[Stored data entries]
* * * *

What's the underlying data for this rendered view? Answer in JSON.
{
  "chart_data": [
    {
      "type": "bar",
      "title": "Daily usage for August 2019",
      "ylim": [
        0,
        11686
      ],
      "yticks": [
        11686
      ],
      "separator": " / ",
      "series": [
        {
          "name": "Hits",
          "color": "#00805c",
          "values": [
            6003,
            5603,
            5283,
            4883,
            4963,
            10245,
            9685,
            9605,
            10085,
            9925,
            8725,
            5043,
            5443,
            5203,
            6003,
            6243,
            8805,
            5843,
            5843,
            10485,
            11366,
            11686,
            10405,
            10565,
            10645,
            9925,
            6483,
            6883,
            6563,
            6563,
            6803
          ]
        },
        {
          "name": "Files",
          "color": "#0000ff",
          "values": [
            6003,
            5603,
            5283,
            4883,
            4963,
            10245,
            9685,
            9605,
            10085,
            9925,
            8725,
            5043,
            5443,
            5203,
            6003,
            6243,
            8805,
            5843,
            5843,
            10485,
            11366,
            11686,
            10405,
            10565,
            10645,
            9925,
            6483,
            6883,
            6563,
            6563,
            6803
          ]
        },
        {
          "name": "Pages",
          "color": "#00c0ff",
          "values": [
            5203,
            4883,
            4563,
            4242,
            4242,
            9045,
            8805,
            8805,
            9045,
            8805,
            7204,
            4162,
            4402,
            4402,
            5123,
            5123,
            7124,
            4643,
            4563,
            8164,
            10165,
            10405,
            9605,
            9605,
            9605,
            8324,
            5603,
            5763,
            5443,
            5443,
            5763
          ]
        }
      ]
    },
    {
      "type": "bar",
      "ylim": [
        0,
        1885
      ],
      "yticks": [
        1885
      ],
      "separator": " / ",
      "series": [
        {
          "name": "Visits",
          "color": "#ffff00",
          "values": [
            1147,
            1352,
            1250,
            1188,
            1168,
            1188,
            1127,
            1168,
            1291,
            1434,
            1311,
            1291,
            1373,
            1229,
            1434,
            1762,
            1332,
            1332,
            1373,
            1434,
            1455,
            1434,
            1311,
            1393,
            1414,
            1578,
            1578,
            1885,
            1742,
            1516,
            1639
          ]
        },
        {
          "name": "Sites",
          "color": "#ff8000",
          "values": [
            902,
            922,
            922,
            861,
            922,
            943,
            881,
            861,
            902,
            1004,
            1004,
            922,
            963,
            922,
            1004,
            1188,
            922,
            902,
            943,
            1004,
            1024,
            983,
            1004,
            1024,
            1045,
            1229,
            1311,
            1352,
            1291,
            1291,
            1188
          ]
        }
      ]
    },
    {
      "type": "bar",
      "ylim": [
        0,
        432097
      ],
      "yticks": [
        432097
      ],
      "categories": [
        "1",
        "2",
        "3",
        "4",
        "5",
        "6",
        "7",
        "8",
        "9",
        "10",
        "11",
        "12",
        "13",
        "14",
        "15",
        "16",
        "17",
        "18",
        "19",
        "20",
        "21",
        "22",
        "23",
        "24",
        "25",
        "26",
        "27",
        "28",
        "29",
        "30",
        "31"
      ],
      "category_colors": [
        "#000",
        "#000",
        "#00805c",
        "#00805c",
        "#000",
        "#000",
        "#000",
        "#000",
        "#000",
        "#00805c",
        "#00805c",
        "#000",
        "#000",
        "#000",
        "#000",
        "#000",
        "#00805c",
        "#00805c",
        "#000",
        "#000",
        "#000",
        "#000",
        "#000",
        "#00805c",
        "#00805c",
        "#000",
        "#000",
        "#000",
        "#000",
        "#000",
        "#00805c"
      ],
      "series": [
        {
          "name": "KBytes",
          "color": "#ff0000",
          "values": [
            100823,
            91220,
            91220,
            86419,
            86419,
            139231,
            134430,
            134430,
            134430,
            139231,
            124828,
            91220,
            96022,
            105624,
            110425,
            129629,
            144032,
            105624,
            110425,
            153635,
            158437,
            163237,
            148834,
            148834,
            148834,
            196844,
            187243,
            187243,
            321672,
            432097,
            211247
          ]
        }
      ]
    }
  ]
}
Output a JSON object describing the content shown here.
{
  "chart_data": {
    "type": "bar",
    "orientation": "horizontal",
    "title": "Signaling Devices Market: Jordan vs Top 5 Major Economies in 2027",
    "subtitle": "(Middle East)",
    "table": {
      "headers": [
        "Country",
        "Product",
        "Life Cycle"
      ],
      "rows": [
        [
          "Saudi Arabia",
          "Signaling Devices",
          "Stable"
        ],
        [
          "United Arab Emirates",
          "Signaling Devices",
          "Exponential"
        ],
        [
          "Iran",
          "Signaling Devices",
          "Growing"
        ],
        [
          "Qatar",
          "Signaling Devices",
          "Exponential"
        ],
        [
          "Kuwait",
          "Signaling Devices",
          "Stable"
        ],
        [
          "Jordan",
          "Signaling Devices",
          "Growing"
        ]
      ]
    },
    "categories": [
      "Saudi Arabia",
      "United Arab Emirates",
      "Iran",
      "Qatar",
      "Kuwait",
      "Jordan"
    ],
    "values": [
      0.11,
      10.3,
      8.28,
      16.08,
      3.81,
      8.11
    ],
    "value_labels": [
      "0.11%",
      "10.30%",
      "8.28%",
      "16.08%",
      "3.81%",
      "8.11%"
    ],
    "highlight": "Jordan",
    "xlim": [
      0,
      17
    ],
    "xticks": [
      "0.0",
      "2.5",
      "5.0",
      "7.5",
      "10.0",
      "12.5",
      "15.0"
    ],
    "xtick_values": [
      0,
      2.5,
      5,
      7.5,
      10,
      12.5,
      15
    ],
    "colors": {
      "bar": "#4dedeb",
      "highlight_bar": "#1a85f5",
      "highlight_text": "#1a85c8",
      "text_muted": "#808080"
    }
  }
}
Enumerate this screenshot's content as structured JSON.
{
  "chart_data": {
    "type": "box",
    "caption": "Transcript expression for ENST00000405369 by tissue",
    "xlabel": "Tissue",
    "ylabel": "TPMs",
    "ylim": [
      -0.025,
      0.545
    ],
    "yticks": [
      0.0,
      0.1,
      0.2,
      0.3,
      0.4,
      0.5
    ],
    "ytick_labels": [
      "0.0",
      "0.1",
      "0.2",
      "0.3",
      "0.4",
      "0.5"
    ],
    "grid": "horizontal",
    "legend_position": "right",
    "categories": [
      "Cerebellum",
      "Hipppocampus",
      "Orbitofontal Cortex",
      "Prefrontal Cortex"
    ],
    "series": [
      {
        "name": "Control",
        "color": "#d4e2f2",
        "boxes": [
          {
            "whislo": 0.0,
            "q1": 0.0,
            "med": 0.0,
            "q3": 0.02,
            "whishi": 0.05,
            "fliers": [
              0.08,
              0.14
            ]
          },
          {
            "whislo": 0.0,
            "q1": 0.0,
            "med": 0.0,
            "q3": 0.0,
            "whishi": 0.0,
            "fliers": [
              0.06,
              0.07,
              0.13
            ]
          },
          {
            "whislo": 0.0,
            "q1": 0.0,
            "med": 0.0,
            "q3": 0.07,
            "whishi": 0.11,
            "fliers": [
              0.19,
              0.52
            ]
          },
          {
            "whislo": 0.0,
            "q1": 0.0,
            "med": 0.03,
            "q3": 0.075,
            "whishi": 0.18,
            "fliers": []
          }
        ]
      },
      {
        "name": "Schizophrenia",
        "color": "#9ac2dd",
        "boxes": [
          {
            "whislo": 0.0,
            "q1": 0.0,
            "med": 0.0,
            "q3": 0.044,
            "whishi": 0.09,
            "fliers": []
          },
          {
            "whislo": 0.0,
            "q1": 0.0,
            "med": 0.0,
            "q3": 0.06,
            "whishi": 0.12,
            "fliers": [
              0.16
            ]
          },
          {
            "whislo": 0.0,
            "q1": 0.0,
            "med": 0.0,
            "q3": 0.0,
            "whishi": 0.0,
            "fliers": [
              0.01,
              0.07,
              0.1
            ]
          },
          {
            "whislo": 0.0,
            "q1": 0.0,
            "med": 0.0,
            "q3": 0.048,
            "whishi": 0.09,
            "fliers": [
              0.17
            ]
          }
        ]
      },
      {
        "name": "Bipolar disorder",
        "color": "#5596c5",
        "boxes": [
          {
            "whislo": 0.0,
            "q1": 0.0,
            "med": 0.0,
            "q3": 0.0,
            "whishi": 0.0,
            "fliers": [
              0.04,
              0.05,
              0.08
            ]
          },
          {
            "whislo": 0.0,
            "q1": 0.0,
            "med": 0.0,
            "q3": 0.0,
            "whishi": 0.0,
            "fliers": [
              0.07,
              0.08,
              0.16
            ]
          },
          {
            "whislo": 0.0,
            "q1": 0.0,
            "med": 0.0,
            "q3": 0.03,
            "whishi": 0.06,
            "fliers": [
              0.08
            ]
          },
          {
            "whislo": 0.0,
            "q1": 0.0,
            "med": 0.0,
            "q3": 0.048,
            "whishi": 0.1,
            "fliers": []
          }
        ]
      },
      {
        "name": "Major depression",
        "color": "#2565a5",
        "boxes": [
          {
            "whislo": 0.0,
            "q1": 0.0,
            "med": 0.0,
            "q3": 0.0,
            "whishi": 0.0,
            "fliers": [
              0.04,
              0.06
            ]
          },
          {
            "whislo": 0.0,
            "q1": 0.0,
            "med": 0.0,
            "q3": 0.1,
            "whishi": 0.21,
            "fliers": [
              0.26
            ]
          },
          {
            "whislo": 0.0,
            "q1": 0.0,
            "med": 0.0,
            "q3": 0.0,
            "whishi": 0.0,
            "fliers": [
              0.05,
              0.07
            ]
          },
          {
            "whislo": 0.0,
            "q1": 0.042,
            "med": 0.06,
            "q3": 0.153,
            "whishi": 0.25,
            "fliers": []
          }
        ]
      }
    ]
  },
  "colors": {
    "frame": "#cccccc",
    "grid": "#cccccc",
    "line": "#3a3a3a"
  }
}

* * * *

(What is being asked):
Using the material above, state how many lines include the string "content". Answer with a single number.

(Expected answer):
2